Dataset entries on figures
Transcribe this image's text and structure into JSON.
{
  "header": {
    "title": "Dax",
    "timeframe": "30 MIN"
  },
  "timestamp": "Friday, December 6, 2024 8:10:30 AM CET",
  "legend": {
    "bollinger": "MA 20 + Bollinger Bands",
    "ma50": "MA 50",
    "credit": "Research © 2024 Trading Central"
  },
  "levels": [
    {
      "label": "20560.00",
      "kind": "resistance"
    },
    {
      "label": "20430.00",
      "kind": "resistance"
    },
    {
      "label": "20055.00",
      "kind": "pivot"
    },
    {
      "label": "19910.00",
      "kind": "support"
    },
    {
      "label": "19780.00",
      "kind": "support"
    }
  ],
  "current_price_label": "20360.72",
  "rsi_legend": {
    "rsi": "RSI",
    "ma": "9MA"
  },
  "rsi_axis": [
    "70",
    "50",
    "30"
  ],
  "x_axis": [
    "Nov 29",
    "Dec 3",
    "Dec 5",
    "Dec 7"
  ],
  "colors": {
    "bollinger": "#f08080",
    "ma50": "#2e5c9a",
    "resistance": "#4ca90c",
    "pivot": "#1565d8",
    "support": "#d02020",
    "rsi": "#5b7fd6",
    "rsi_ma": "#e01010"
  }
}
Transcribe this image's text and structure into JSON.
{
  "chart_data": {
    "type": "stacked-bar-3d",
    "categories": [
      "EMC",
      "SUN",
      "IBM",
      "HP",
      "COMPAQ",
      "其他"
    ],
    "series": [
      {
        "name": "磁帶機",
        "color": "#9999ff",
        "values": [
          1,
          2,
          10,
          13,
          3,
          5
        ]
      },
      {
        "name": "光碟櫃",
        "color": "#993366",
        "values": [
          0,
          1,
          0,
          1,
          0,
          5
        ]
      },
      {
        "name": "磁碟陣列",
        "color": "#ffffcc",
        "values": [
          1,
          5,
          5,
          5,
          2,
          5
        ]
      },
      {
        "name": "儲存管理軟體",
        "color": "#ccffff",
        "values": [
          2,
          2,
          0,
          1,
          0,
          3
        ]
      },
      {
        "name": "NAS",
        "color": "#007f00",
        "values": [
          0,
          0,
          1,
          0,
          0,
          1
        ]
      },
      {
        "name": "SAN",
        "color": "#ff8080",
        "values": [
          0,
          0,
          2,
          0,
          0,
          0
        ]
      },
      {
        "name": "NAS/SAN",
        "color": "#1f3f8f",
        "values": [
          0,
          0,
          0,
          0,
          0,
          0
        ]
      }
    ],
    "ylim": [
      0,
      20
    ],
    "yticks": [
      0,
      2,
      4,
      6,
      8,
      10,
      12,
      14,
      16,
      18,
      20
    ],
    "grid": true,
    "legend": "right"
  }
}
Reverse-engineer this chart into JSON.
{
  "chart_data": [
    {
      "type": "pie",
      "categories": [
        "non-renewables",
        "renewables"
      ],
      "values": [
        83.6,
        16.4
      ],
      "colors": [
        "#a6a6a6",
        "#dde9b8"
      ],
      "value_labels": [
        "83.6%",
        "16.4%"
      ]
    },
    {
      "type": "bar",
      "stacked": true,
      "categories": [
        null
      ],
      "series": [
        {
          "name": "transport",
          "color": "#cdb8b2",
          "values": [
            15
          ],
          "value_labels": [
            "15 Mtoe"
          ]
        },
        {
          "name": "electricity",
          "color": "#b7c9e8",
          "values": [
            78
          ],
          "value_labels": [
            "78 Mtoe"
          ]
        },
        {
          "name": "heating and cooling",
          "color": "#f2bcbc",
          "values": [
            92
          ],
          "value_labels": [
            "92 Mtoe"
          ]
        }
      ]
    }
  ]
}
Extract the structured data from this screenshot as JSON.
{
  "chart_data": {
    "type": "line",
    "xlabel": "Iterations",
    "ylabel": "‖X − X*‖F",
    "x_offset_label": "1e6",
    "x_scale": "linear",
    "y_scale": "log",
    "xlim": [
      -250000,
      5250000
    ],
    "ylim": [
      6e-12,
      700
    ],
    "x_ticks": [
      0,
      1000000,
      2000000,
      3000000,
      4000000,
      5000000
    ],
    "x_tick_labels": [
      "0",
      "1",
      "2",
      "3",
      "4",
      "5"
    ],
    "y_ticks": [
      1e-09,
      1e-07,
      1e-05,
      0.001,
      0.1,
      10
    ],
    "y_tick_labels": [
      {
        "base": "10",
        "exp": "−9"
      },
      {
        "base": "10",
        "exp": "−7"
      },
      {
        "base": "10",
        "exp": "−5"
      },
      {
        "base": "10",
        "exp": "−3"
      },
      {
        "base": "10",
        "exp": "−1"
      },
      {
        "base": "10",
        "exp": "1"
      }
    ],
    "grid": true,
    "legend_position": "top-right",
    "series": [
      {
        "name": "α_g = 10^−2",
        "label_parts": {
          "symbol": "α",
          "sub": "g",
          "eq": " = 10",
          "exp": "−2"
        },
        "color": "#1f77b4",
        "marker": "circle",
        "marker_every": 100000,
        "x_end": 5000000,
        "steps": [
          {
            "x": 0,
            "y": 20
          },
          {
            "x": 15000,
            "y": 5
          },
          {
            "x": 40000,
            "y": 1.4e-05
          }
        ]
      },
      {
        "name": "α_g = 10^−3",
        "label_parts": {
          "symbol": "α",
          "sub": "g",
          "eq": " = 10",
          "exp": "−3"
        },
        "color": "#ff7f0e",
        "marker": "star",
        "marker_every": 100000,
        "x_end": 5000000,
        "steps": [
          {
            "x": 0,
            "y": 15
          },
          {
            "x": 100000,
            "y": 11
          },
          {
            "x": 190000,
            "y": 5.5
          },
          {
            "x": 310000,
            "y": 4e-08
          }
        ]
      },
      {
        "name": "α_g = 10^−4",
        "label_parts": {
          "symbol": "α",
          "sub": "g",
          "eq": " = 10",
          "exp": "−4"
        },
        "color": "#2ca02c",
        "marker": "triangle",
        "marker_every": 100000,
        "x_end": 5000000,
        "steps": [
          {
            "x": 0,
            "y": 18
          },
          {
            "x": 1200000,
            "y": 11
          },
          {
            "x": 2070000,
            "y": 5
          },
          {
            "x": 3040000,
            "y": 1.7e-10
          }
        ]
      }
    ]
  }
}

[AIM] Give the count of lines in the data above that hold the string "bollinger", with no additional words.

[FULL OUTPUT] 2